**Directions for this task:**
Each entry must appear again exactly as it does in the source.

□ □ □ □

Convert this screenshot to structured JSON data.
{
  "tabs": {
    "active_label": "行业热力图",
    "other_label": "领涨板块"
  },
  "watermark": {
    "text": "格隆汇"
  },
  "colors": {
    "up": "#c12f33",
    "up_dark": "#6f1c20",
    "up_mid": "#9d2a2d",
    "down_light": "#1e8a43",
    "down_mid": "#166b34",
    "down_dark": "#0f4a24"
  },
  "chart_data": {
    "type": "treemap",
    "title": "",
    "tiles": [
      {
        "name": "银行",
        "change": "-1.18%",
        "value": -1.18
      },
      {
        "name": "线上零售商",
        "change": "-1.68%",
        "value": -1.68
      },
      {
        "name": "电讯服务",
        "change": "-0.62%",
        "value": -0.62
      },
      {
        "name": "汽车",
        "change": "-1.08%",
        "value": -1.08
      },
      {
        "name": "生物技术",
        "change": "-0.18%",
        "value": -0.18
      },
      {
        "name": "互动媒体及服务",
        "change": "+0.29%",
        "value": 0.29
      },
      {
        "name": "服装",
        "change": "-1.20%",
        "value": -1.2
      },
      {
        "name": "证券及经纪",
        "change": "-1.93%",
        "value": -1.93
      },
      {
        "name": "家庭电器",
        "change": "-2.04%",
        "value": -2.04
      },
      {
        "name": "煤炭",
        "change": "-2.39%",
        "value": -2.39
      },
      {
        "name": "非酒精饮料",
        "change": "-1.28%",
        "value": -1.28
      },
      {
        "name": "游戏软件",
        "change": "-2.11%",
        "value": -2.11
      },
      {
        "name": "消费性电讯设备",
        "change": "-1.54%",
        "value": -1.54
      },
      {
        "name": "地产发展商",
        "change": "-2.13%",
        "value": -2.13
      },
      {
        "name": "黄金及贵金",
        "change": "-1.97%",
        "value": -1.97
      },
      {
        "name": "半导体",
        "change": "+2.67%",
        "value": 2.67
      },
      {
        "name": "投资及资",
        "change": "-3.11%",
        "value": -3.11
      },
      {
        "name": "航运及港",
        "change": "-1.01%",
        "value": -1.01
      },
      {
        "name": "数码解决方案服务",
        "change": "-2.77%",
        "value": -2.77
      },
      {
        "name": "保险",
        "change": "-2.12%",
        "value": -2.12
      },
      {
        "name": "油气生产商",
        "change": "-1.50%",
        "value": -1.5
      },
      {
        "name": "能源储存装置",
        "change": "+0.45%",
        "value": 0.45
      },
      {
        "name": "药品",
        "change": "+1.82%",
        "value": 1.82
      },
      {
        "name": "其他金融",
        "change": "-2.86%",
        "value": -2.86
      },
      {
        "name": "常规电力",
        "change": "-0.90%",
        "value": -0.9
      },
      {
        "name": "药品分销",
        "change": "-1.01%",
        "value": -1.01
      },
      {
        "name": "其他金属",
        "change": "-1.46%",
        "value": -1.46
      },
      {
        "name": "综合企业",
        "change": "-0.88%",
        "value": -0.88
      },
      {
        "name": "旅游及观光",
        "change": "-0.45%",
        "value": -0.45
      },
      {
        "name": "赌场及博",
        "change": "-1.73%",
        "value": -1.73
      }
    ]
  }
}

□ □ □ □

**Answer for this exercise:**
Convert this screenshot to structured JSON data.
{
  "tabs": {
    "active_label": "行业热力图",
    "other_label": "领涨板块"
  },
  "watermark": {
    "text": "格隆汇"
  },
  "colors": {
    "up": "#c12f33",
    "up_dark": "#6f1c20",
    "up_mid": "#9d2a2d",
    "down_light": "#1e8a43",
    "down_mid": "#166b34",
    "down_dark": "#0f4a24"
  },
  "chart_data": {
    "type": "treemap",
    "title": "",
    "tiles": [
      {
        "name": "银行",
        "change": "-1.18%",
        "value": -1.18
      },
      {
        "name": "线上零售商",
        "change": "-1.68%",
        "value": -1.68
      },
      {
        "name": "电讯服务",
        "change": "-0.62%",
        "value": -0.62
      },
      {
        "name": "汽车",
        "change": "-1.08%",
        "value": -1.08
      },
      {
        "name": "生物技术",
        "change": "-0.18%",
        "value": -0.18
      },
      {
        "name": "互动媒体及服务",
        "change": "+0.29%",
        "value": 0.29
      },
      {
        "name": "服装",
        "change": "-1.20%",
        "value": -1.2
      },
      {
        "name": "证券及经纪",
        "change": "-1.93%",
        "value": -1.93
      },
      {
        "name": "家庭电器",
        "change": "-2.04%",
        "value": -2.04
      },
      {
        "name": "煤炭",
        "change": "-2.39%",
        "value": -2.39
      },
      {
        "name": "非酒精饮料",
        "change": "-1.28%",
        "value": -1.28
      },
      {
        "name": "游戏软件",
        "change": "-2.11%",
        "value": -2.11
      },
      {
        "name": "消费性电讯设备",
        "change": "-1.54%",
        "value": -1.54
      },
      {
        "name": "地产发展商",
        "change": "-2.13%",
        "value": -2.13
      },
      {
        "name": "黄金及贵金",
        "change": "-1.97%",
        "value": -1.97
      },
      {
        "name": "半导体",
        "change": "+2.67%",
        "value": 2.67
      },
      {
        "name": "投资及资",
        "change": "-3.11%",
        "value": -3.11
      },
      {
        "name": "航运及港",
        "change": "-1.01%",
        "value": -1.01
      },
      {
        "name": "数码解决方案服务",
        "change": "-2.77%",
        "value": -2.77
      },
      {
        "name": "保险",
        "change": "-2.12%",
        "value": -2.12
      },
      {
        "name": "油气生产商",
        "change": "-1.50%",
        "value": -1.5
      },
      {
        "name": "能源储存装置",
        "change": "+0.45%",
        "value": 0.45
      },
      {
        "name": "药品",
        "change": "+1.82%",
        "value": 1.82
      },
      {
        "name": "其他金融",
        "change": "-2.86%",
        "value": -2.86
      },
      {
        "name": "常规电力",
        "change": "-0.90%",
        "value": -0.9
      },
      {
        "name": "药品分销",
        "change": "-1.01%",
        "value": -1.01
      },
      {
        "name": "其他金属",
        "change": "-1.46%",
        "value": -1.46
      },
      {
        "name": "综合企业",
        "change": "-0.88%",
        "value": -0.88
      },
      {
        "name": "旅游及观光",
        "change": "-0.45%",
        "value": -0.45
      },
      {
        "name": "赌场及博",
        "change": "-1.73%",
        "value": -1.73
      }
    ]
  }
}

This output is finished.